Challenge – Pick out all lines of the entries that include the word "document" and copy them.

Supplied entries –
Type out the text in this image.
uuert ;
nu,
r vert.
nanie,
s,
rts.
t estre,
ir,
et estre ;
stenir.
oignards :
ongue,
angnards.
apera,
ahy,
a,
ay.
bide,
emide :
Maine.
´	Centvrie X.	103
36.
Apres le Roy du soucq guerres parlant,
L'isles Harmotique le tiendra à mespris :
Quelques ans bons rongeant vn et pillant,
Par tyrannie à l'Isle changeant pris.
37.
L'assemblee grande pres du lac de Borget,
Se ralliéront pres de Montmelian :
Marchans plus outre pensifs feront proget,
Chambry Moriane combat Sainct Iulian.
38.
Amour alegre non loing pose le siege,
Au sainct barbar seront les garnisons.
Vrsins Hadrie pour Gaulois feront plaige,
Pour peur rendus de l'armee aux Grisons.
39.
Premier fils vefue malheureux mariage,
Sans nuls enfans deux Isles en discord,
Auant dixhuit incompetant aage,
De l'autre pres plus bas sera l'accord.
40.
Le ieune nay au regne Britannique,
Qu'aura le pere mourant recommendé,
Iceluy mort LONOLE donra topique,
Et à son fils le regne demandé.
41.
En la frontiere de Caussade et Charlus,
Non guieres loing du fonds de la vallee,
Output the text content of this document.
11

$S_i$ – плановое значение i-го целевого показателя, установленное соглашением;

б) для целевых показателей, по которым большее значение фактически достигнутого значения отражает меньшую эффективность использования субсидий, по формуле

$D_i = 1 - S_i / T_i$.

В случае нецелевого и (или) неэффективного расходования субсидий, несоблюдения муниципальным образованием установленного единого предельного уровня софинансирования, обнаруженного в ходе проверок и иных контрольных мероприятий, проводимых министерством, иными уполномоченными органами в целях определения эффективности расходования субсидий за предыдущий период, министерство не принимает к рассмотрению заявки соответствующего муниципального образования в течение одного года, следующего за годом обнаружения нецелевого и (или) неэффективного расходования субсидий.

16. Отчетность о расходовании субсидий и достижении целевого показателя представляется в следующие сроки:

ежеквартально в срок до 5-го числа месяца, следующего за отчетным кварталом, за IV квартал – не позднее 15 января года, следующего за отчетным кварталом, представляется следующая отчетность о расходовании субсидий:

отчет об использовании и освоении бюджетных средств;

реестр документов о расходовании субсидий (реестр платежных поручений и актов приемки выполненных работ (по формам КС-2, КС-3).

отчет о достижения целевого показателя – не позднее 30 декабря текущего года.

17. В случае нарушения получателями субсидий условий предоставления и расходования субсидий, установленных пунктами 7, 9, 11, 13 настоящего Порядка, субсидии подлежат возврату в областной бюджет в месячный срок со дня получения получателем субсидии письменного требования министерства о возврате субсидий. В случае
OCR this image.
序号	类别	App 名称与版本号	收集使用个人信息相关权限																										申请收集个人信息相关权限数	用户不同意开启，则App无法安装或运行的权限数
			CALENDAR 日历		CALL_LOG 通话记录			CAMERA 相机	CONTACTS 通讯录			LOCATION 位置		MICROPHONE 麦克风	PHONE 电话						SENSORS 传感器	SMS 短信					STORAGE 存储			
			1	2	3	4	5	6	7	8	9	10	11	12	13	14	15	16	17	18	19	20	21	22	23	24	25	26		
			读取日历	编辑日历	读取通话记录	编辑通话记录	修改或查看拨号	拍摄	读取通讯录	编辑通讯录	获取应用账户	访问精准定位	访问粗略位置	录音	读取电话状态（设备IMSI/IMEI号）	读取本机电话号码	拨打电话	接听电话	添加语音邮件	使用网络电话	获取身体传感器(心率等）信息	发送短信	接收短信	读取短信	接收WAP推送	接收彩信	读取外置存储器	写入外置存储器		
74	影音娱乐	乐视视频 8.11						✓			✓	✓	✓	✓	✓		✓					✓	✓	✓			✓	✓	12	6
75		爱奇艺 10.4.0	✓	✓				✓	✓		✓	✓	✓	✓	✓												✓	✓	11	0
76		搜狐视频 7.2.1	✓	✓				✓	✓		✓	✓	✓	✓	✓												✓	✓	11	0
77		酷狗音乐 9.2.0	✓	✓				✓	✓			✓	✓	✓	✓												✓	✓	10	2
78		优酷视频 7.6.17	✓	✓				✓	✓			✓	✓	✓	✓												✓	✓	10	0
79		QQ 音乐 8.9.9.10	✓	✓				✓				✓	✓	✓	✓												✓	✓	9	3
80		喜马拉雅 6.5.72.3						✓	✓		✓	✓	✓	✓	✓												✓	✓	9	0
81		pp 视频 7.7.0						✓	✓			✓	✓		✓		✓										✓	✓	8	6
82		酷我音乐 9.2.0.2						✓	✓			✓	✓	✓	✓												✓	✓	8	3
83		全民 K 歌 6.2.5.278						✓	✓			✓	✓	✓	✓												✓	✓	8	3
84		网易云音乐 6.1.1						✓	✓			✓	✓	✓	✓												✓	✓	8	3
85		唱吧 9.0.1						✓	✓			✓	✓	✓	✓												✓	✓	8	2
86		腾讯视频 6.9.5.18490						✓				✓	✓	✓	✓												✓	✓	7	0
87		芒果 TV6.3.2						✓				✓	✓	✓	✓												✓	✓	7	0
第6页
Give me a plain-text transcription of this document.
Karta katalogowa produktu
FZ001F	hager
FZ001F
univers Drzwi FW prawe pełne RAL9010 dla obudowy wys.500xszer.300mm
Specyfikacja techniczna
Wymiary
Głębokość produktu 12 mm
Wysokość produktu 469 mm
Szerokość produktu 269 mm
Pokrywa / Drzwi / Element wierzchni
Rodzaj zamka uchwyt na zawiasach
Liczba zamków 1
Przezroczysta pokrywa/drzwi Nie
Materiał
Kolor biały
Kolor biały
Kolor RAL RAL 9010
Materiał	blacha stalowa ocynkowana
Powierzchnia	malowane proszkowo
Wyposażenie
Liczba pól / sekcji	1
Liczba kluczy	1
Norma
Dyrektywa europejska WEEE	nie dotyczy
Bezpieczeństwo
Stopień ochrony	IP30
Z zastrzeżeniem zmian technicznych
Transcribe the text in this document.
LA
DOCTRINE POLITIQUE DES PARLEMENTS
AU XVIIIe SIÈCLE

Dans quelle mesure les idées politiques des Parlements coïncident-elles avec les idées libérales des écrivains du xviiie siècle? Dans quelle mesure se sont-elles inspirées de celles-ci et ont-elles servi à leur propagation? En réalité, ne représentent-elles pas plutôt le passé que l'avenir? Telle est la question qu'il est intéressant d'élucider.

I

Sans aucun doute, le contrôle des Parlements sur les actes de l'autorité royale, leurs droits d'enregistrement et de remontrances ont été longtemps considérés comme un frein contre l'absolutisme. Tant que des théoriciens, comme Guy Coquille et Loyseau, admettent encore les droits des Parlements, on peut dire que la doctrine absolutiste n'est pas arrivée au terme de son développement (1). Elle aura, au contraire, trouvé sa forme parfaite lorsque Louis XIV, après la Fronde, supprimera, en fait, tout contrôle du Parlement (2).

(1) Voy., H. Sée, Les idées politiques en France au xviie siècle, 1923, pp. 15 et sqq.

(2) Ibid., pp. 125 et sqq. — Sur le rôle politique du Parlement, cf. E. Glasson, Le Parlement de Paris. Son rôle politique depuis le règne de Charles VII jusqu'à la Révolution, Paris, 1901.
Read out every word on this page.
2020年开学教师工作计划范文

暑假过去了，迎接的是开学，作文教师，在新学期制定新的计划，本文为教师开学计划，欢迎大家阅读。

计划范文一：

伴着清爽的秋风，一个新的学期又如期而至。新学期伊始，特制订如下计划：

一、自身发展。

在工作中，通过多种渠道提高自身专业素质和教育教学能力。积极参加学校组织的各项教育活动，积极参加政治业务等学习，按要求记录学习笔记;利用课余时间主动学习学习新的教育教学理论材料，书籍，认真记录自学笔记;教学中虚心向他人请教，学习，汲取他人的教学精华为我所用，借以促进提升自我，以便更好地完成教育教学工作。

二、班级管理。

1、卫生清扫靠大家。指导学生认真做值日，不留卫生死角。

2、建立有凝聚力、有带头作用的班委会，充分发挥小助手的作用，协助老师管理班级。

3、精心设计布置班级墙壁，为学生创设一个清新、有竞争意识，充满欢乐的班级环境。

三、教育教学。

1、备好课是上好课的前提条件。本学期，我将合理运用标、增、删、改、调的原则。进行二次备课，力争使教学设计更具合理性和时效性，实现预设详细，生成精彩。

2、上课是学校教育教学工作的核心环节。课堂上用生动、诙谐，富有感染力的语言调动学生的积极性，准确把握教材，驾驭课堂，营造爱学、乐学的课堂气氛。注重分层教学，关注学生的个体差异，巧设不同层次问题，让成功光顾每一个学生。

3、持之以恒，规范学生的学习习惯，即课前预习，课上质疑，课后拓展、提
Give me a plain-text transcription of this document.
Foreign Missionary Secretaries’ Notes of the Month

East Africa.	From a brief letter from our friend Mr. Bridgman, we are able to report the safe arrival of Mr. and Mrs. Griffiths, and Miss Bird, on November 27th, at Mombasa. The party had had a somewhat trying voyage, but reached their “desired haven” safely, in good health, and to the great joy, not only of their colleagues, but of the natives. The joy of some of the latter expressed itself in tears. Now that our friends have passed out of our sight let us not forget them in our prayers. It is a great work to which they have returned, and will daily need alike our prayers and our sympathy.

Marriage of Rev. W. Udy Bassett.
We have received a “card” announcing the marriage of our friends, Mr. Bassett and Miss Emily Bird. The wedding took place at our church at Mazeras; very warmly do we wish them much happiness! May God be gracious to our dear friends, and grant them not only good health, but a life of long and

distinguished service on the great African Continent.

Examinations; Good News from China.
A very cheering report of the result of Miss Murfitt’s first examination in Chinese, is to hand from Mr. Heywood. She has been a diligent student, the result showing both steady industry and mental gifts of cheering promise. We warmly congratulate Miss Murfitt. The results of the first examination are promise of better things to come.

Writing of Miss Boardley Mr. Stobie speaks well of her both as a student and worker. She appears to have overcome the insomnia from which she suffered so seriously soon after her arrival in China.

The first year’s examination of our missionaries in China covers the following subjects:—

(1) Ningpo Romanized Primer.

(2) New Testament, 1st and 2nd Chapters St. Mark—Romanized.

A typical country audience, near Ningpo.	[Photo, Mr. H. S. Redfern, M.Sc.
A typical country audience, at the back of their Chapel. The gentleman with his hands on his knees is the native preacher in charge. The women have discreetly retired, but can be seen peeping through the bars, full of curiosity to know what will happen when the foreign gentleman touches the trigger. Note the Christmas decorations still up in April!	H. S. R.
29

Written answer –
Output the text content of this document.
Give me a plain-text transcription of this document.
Transcribe the text in this document.
Give me a plain-text transcription of this document.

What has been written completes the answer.